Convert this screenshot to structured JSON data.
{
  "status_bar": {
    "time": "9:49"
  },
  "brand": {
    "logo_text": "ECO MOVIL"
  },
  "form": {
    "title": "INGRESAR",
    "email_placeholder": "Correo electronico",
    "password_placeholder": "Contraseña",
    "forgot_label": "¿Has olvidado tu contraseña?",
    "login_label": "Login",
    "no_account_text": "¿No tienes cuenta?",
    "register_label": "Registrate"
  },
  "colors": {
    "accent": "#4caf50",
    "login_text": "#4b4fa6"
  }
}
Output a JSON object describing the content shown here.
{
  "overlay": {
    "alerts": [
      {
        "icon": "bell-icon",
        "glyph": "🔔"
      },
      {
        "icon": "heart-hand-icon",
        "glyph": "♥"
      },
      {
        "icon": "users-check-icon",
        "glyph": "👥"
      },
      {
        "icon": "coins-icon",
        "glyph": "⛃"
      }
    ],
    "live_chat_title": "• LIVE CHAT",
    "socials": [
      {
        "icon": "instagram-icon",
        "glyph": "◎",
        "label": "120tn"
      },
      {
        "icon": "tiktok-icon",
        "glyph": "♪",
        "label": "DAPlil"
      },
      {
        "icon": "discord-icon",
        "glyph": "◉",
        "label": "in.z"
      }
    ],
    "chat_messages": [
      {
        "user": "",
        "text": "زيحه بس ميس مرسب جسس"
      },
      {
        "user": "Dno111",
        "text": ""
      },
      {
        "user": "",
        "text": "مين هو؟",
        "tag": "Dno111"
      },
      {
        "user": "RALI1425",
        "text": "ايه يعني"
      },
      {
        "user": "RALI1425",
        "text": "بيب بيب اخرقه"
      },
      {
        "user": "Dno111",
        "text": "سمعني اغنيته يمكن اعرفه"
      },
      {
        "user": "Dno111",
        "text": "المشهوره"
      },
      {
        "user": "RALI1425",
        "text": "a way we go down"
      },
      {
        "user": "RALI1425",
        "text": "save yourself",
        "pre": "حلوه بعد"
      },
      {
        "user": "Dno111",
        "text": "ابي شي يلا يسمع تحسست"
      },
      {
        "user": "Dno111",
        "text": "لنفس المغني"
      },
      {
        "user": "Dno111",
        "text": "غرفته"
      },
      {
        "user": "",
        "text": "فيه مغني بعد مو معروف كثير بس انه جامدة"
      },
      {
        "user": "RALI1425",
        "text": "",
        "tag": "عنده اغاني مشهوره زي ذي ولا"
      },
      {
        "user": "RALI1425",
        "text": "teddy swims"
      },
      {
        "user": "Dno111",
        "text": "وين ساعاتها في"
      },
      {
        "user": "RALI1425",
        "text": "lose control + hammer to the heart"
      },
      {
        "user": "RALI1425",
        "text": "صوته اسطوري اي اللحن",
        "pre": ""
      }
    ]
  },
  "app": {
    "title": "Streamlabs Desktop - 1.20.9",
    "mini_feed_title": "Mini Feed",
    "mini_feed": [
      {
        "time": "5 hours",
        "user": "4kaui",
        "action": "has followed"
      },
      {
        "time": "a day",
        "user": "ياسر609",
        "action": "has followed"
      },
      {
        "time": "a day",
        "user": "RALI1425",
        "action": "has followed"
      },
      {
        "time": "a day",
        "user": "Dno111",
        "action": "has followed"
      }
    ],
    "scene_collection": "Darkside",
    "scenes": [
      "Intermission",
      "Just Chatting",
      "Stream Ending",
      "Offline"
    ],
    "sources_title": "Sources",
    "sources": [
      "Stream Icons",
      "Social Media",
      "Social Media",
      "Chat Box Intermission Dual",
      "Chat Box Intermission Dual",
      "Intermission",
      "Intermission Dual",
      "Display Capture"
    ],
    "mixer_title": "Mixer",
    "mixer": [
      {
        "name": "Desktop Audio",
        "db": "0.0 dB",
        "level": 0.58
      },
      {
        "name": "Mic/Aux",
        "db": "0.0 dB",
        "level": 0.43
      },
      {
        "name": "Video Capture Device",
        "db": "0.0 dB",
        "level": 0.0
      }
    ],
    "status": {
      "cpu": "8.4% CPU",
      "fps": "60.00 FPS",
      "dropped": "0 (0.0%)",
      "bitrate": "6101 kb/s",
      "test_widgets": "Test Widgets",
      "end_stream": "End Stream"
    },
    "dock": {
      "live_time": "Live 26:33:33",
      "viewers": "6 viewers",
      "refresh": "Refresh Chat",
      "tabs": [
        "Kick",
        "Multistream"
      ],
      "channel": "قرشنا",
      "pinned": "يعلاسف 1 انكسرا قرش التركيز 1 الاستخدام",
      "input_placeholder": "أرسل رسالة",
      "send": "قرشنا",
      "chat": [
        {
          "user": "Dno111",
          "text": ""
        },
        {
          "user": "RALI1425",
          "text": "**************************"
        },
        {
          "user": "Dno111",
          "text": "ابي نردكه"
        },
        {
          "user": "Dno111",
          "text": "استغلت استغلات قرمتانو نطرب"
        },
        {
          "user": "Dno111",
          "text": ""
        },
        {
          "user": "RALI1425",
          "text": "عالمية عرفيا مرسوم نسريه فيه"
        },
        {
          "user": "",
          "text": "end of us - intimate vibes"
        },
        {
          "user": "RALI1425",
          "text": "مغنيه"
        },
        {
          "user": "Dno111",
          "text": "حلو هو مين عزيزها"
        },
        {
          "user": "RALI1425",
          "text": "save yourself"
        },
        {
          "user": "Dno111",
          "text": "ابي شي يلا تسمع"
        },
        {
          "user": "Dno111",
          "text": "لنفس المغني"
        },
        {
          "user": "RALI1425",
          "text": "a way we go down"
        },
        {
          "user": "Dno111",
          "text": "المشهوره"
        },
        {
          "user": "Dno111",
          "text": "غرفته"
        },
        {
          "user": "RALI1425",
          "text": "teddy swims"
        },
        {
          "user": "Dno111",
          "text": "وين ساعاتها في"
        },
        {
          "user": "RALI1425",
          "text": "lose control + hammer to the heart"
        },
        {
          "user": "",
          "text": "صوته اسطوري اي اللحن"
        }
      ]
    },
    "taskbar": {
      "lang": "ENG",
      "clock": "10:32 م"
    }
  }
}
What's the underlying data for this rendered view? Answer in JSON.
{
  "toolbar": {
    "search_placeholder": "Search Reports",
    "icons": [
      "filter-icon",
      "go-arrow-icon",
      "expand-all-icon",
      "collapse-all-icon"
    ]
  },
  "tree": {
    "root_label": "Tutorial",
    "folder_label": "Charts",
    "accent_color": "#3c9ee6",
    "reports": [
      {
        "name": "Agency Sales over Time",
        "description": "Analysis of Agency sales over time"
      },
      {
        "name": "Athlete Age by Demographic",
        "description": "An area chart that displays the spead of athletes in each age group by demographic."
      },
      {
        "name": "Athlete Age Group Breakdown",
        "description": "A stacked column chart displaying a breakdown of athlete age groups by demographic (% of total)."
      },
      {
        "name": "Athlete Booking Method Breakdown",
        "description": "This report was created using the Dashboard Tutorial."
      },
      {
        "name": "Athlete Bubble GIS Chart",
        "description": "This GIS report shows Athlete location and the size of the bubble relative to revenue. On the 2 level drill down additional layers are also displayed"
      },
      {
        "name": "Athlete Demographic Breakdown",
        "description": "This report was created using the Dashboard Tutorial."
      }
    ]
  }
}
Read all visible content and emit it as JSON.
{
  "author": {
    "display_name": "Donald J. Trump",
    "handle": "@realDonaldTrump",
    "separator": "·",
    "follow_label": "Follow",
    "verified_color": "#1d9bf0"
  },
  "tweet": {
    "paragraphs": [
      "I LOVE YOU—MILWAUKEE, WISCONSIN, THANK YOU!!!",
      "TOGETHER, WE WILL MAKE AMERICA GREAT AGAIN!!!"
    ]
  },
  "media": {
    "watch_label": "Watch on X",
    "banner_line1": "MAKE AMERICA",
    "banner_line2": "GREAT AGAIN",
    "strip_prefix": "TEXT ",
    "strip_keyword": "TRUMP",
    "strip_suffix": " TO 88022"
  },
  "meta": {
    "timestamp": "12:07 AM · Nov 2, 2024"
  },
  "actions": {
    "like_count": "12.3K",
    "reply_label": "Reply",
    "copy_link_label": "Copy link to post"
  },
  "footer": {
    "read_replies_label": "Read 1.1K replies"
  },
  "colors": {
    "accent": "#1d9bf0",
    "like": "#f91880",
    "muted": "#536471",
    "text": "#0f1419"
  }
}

* * * * *

List all lines from the entries that include the word "صوته".

        "text": "صوته اسطوري اي اللحن",
          "text": "صوته اسطوري اي اللحن"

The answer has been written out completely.